▶ _選んだ抜粋_:
様々な蓄膿症・副鼻腔炎

2021年12月16日;(写真は明治神宮外苑の聖徳記念絵画館。大正時代、最初期の美術館です。)

蓄膿症・副鼻腔炎の漢方から続く

蓄膿症の患者さんでは、鼻閉だけが非常に強い方もいらっしゃいます。
肥厚性鼻炎も考えられます。
鼻閉の強いタイプには葛根湯加味方カッコントウカミホウ(葛根湯加川芎センキュウ3辛夷シンイ3黄芩オウゴン3桔梗キキョウ2石膏セッコウ5大黄ダイオウ)が奉功することが多いです。便秘が無ければ大黄は不要の場合もあります(大黄は排便だけでなく、抗炎症で清熱作用として必要な場合もあります)。葛根湯加川芎辛夷に青皮(セイヒ)製剤を同時服用でも同様にかなりの効果があります。

蓄膿症が長引くと、鼻茸が出来ることがあります。鼻茸には適応処方にプラス、排膿散及湯(ハイノウサンキュウトウ)を合方したり、薏苡仁(ヨクイニン)10を加味したりします。薏苡仁と同様の働きのある野蒲陶の適応も考えられます。
鼻茸が無くても慢性状態が長引いている時は、薏苡仁の加味、排膿散及湯の合方で良くなることがあります。

また緑色の濃い鼻汁が大量に出る場合は辛夷清肺湯(シンイセイハイトウ)の適応されることも多いです。

蓄膿症の基本処方は葛根湯や柴胡剤(サイコザイ)、荊芥連翹湯(ケイガイレンギョトウ)、半夏白朮天麻湯(ハンゲビャクジュツテンマトウ)、防風通聖散(ボウフウツウショウサン)など証に合わせて縦横無尽に使い分けていきます。

食養生としては白砂糖(免疫力を下げる、化膿性には不可)、油物(血滞、瘀血には不適)、もち米(炎症を増します)は出来るだけ減らします。
濃い緑(清熱解毒)の野菜や葉野菜(発散)を多く摂ります。

化膿や炎症が強い時は香辛料(体表を温めます、特に唐辛子)を避けます。炎症が進みます。
炎症が取れてきたら、逆に少し黒胡椒などの香辛料を使うと再発防止になります。
辛いは発散作用があり蓄膿症を予防します。辛夷の辛さによる発散を蓄膿症の治療に応用するのと同じです。

▶ _演習のねらい_: 抜粋では、蓄膿症がどうなると鼻茸が出来ることがあるとしているか。 この抜粋だけを手がかりにしてください。

(文書理解用データ)

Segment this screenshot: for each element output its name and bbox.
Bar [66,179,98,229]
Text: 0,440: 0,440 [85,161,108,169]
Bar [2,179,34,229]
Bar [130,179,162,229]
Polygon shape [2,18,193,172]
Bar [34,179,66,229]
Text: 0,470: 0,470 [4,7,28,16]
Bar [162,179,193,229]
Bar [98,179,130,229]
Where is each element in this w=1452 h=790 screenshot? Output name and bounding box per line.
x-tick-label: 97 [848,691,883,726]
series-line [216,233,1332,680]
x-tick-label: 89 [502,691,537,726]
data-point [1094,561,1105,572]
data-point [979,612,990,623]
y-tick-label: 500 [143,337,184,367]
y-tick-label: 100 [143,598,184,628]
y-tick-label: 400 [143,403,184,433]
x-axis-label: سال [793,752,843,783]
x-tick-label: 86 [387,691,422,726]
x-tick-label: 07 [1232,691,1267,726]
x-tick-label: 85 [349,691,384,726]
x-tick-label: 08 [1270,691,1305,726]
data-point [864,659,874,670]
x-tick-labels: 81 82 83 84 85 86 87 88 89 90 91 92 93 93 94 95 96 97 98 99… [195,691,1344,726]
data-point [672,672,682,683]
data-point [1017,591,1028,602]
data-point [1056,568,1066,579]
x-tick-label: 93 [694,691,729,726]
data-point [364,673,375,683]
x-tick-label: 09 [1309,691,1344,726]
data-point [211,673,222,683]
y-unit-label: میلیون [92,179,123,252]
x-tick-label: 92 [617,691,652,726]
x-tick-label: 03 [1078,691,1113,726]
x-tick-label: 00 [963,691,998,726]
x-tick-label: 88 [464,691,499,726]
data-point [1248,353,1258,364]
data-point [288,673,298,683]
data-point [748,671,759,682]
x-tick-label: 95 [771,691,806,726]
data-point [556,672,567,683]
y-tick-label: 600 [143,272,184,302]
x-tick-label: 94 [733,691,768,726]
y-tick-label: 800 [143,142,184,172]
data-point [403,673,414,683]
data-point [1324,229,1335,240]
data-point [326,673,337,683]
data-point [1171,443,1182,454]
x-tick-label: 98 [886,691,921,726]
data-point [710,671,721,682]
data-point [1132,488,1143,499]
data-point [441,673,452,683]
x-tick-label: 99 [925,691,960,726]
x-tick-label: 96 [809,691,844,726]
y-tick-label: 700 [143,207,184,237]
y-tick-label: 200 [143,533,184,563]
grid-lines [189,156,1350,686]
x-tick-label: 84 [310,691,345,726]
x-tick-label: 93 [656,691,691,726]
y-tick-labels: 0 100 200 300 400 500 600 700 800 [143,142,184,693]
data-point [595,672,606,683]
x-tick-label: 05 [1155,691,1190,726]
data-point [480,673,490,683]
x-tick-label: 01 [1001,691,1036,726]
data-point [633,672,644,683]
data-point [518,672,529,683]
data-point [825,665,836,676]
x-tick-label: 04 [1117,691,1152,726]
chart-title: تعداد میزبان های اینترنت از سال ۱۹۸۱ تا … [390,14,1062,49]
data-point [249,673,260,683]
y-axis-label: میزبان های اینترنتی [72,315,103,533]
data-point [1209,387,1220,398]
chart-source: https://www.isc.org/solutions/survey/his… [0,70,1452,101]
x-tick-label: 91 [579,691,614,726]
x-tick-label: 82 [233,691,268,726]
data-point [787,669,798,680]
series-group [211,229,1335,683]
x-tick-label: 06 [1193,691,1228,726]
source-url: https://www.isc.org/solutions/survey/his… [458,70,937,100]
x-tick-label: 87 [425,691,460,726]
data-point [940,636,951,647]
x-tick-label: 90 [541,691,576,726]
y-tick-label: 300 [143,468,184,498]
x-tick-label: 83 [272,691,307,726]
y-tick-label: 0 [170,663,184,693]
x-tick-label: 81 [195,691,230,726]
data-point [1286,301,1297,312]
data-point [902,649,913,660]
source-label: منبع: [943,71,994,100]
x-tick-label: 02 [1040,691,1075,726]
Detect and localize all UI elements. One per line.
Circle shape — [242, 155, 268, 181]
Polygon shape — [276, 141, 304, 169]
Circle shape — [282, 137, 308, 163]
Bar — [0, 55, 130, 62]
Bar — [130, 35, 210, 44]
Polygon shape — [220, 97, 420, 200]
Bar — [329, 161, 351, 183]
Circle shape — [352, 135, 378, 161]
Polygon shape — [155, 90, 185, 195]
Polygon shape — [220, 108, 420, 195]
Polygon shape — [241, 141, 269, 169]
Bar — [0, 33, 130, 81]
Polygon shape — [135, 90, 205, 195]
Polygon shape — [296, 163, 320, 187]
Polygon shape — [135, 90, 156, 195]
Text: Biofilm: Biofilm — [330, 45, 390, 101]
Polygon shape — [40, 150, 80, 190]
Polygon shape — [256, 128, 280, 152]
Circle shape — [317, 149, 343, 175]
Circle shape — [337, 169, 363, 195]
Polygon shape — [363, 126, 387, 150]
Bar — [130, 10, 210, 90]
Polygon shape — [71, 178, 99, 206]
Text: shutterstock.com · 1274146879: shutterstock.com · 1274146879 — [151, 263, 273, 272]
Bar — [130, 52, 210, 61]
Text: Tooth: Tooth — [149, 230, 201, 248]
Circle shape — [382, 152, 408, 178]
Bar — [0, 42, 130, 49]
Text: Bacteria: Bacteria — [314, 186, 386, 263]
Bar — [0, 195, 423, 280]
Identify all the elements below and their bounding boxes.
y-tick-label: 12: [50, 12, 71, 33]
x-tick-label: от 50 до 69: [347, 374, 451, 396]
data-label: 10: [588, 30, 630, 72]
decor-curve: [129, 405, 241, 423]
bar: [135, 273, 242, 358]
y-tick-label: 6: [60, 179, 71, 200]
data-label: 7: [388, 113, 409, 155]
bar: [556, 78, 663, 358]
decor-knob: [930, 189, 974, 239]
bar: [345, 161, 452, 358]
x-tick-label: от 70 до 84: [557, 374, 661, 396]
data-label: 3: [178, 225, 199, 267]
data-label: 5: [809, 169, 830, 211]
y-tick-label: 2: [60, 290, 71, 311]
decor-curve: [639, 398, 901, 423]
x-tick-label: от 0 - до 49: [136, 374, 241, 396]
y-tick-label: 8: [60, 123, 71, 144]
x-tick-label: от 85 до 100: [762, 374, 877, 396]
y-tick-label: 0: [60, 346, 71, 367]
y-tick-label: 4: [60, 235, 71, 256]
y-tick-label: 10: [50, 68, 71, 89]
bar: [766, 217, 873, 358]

▶ _解答例_: 蓄膿症が長引くと、鼻茸が出来ることがある。